## Required work
Tally how many lines of these entries hold the string "Tiedon". Return the number alone.
--------------------
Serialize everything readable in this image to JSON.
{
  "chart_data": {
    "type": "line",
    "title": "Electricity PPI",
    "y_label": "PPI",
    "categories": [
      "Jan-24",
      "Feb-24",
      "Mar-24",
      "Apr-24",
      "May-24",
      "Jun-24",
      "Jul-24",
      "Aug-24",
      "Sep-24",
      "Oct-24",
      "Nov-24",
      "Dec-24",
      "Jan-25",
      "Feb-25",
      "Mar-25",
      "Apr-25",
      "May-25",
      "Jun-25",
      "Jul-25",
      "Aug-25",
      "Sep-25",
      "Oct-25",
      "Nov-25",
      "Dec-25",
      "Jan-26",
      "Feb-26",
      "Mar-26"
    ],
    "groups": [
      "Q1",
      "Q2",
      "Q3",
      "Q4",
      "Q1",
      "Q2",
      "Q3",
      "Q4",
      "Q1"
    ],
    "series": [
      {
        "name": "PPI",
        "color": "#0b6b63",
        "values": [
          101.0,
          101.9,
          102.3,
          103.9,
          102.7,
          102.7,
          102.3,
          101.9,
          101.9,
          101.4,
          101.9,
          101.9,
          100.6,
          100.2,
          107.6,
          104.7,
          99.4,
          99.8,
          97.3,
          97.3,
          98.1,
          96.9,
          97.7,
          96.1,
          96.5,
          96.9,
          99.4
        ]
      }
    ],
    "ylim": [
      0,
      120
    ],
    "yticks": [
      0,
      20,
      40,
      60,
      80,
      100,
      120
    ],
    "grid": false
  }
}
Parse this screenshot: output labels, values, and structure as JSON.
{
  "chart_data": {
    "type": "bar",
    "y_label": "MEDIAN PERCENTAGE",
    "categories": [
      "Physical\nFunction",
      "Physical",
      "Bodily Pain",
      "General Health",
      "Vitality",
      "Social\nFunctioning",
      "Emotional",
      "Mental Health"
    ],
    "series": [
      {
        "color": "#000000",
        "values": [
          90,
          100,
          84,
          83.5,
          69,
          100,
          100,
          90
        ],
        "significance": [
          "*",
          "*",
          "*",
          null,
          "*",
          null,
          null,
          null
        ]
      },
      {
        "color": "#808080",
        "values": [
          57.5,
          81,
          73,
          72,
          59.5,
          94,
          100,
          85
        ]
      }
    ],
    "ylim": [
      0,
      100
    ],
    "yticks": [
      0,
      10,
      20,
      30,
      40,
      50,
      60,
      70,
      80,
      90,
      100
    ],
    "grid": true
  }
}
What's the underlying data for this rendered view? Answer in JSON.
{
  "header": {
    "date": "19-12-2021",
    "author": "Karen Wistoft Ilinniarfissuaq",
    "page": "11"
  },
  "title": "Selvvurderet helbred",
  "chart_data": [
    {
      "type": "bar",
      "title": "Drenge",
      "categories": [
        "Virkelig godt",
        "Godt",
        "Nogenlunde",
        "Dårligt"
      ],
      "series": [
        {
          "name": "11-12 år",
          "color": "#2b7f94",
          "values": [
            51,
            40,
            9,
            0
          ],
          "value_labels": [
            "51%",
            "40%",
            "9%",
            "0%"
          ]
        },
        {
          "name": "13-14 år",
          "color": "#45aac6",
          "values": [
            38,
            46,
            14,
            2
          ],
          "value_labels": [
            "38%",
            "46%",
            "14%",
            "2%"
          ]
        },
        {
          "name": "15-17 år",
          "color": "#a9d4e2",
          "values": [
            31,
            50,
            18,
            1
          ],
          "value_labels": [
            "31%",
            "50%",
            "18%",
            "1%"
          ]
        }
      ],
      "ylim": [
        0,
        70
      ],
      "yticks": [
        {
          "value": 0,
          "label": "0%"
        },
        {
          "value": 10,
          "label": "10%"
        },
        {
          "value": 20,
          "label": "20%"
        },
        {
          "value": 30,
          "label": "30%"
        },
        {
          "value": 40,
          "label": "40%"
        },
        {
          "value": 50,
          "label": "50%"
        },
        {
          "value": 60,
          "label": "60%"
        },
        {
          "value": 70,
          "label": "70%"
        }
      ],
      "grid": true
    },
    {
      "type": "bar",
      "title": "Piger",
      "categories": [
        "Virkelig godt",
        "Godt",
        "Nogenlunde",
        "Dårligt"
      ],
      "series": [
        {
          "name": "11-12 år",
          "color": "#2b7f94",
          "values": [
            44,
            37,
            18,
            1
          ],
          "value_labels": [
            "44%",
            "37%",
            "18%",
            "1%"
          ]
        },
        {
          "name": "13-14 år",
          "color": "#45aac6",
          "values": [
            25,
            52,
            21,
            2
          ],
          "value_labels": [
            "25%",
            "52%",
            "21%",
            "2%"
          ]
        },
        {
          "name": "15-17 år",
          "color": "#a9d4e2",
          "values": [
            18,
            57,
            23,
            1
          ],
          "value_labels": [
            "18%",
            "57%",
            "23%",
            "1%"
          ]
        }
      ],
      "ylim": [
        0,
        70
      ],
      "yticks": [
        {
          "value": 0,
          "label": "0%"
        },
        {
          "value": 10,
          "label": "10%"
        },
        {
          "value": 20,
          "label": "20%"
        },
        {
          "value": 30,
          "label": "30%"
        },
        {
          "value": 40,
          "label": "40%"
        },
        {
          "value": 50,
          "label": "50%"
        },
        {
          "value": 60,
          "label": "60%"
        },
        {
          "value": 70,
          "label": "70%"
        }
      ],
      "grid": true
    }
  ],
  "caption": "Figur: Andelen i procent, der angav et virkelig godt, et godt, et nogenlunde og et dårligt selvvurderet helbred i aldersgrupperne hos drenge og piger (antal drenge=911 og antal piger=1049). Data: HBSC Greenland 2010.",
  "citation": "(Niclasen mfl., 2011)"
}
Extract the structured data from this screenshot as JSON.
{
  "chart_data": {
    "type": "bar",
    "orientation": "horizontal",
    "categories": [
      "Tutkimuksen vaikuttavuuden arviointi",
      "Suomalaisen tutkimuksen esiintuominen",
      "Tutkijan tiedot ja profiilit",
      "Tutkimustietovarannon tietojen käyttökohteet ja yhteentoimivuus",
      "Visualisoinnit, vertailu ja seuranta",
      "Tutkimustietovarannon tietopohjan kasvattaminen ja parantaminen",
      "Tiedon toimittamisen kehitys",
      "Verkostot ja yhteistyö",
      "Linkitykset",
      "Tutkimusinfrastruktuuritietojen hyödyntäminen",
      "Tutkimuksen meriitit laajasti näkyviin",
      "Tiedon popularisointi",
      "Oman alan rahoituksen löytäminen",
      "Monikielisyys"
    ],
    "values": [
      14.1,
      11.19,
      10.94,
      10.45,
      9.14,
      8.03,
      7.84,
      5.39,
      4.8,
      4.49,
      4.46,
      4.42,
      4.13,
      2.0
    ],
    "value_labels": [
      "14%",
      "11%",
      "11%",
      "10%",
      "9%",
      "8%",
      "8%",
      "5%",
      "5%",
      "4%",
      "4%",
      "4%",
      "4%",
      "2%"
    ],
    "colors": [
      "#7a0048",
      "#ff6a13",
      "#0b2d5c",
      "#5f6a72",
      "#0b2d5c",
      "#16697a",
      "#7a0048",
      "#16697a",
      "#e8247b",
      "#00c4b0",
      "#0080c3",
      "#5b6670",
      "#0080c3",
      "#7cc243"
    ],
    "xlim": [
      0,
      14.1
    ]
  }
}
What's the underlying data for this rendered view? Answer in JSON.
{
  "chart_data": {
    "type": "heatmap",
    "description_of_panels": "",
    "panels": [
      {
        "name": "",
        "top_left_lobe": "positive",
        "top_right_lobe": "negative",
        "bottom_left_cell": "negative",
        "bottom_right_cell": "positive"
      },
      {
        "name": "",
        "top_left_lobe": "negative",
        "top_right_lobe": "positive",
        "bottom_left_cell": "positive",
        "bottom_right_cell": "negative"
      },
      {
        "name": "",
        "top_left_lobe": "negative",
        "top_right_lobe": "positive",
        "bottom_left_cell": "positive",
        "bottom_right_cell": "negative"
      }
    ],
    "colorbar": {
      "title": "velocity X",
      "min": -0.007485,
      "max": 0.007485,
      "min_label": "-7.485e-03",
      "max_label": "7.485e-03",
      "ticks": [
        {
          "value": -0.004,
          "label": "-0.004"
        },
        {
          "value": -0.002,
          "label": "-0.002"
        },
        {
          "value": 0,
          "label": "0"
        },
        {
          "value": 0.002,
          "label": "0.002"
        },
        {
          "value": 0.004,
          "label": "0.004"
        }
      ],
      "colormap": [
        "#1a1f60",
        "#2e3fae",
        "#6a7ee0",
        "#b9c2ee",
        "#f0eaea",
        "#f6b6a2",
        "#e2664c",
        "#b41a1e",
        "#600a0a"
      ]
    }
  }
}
--------------------
## Output of the exercise
2